# Task brief
Return, word for word, every line from the start of the records down through the line that contains "paragraph: 荣光和浮华，陷入深深的沉默。梦想和希冀，在丰沃的土地上生根拔节。: [62, 570, 370, 602]", including that line.

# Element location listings
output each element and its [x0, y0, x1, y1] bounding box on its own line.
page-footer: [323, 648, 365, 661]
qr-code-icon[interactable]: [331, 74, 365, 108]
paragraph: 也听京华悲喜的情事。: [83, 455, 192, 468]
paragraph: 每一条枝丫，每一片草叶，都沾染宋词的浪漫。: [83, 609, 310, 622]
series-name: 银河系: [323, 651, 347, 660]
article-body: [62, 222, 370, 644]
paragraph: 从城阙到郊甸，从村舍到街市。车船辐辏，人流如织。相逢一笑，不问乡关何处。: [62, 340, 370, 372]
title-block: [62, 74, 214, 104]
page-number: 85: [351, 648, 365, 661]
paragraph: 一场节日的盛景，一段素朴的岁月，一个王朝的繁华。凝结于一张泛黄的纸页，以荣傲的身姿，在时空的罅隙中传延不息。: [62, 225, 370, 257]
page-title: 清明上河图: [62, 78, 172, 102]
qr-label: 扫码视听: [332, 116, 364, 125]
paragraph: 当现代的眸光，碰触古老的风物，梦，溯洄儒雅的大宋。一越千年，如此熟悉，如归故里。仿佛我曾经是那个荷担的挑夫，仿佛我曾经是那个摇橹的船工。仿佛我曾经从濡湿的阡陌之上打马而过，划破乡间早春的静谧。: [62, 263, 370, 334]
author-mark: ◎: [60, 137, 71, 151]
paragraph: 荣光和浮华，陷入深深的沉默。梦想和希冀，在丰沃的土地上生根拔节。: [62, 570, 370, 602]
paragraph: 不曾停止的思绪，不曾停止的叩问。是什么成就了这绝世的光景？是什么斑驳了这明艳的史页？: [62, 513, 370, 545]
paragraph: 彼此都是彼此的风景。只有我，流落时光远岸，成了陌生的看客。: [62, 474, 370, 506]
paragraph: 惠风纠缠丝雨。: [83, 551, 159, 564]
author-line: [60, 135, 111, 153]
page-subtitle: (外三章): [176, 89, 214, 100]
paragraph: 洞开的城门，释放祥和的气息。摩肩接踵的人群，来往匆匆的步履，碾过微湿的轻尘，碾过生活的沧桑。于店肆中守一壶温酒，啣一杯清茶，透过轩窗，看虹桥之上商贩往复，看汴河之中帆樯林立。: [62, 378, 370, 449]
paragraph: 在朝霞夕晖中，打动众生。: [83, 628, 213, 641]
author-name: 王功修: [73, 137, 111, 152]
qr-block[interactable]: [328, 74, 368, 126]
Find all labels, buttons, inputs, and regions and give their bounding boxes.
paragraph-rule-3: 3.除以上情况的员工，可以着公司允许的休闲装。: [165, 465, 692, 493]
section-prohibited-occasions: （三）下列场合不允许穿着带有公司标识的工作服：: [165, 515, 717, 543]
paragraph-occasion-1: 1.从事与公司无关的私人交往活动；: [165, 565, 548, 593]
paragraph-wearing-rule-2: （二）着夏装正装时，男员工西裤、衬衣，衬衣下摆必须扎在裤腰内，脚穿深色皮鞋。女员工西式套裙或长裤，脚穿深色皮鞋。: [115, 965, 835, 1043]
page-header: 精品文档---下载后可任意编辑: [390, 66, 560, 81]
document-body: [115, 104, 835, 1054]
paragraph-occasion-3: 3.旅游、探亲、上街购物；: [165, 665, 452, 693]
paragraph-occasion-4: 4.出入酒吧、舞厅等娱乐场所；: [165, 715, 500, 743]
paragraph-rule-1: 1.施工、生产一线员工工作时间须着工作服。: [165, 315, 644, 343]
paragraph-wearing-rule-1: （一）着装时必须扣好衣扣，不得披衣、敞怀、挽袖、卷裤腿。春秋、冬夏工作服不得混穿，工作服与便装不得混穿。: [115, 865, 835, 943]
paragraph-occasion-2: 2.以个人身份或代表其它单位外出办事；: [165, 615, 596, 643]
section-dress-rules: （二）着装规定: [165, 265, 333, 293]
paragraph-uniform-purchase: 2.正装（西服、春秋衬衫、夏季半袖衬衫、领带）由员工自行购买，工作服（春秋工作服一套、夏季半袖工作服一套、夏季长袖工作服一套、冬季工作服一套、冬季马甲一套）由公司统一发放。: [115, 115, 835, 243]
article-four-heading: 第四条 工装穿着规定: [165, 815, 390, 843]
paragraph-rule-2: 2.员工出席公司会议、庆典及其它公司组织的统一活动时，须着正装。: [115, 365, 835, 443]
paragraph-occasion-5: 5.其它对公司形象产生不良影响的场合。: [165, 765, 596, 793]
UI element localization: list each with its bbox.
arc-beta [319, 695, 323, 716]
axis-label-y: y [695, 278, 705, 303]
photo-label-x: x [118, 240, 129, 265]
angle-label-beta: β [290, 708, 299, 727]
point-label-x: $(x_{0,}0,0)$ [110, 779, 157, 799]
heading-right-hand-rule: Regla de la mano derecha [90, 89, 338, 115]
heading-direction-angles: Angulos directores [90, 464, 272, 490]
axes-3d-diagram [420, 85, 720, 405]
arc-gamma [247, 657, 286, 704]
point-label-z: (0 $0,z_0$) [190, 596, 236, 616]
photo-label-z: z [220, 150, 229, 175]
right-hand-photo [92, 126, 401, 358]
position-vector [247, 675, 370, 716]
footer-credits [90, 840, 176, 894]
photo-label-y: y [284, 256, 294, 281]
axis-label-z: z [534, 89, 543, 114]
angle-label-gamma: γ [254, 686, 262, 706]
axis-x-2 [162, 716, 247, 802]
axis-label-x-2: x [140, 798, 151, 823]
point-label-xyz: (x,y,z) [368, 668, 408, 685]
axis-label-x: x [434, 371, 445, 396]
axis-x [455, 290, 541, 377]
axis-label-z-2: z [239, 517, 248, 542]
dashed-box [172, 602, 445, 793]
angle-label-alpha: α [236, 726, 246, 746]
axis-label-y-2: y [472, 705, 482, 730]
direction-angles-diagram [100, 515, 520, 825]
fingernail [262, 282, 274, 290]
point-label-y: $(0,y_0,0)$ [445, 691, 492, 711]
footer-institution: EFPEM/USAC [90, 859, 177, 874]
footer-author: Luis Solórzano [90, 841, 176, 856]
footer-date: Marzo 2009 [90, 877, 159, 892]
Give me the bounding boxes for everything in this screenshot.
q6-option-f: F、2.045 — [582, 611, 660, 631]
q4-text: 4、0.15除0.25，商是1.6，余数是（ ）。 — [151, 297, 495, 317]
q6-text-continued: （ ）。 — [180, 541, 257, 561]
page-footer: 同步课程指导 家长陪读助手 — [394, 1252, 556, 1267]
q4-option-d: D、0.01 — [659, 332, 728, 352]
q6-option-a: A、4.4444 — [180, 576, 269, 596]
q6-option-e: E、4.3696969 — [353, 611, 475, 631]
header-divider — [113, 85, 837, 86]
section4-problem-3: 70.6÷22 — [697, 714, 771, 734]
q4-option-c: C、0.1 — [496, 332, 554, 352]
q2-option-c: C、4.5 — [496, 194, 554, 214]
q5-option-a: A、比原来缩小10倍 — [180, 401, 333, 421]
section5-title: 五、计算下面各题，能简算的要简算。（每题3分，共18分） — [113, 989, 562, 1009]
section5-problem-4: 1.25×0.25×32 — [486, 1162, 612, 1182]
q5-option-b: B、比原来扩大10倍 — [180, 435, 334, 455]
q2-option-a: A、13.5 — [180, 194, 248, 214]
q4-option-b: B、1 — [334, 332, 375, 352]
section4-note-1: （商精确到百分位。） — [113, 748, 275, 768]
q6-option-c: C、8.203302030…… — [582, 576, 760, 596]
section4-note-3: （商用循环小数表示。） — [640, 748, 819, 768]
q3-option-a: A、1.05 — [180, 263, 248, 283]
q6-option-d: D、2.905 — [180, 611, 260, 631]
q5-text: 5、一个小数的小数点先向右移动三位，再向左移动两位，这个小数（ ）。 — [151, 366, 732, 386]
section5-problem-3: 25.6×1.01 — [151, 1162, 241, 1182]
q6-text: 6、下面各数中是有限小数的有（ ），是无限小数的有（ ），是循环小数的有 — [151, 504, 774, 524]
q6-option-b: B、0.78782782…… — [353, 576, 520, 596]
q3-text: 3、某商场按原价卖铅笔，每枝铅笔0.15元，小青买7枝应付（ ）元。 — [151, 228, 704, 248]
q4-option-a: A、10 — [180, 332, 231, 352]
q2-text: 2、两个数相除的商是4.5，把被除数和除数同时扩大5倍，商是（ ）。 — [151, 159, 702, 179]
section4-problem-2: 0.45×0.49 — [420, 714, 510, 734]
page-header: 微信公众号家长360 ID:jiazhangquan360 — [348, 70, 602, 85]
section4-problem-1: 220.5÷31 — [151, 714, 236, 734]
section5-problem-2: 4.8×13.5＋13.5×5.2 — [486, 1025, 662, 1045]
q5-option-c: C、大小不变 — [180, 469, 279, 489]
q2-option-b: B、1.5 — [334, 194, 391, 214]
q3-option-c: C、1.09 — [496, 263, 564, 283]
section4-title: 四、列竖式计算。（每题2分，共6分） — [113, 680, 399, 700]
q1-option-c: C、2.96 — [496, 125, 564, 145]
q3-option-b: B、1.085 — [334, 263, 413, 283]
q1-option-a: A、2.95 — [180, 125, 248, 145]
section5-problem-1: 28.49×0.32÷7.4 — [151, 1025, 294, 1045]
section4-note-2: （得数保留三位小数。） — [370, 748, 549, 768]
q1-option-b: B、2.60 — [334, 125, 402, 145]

# Answer to this problem
output each element and its [x0, y0, x1, y1] bounding box on its own line.
page-footer: [323, 648, 365, 661]
qr-code-icon[interactable]: [331, 74, 365, 108]
paragraph: 也听京华悲喜的情事。: [83, 455, 192, 468]
paragraph: 每一条枝丫，每一片草叶，都沾染宋词的浪漫。: [83, 609, 310, 622]
series-name: 银河系: [323, 651, 347, 660]
article-body: [62, 222, 370, 644]
paragraph: 从城阙到郊甸，从村舍到街市。车船辐辏，人流如织。相逢一笑，不问乡关何处。: [62, 340, 370, 372]
title-block: [62, 74, 214, 104]
page-number: 85: [351, 648, 365, 661]
paragraph: 一场节日的盛景，一段素朴的岁月，一个王朝的繁华。凝结于一张泛黄的纸页，以荣傲的身姿，在时空的罅隙中传延不息。: [62, 225, 370, 257]
page-title: 清明上河图: [62, 78, 172, 102]
qr-label: 扫码视听: [332, 116, 364, 125]
paragraph: 当现代的眸光，碰触古老的风物，梦，溯洄儒雅的大宋。一越千年，如此熟悉，如归故里。仿佛我曾经是那个荷担的挑夫，仿佛我曾经是那个摇橹的船工。仿佛我曾经从濡湿的阡陌之上打马而过，划破乡间早春的静谧。: [62, 263, 370, 334]
author-mark: ◎: [60, 137, 71, 151]
paragraph: 荣光和浮华，陷入深深的沉默。梦想和希冀，在丰沃的土地上生根拔节。: [62, 570, 370, 602]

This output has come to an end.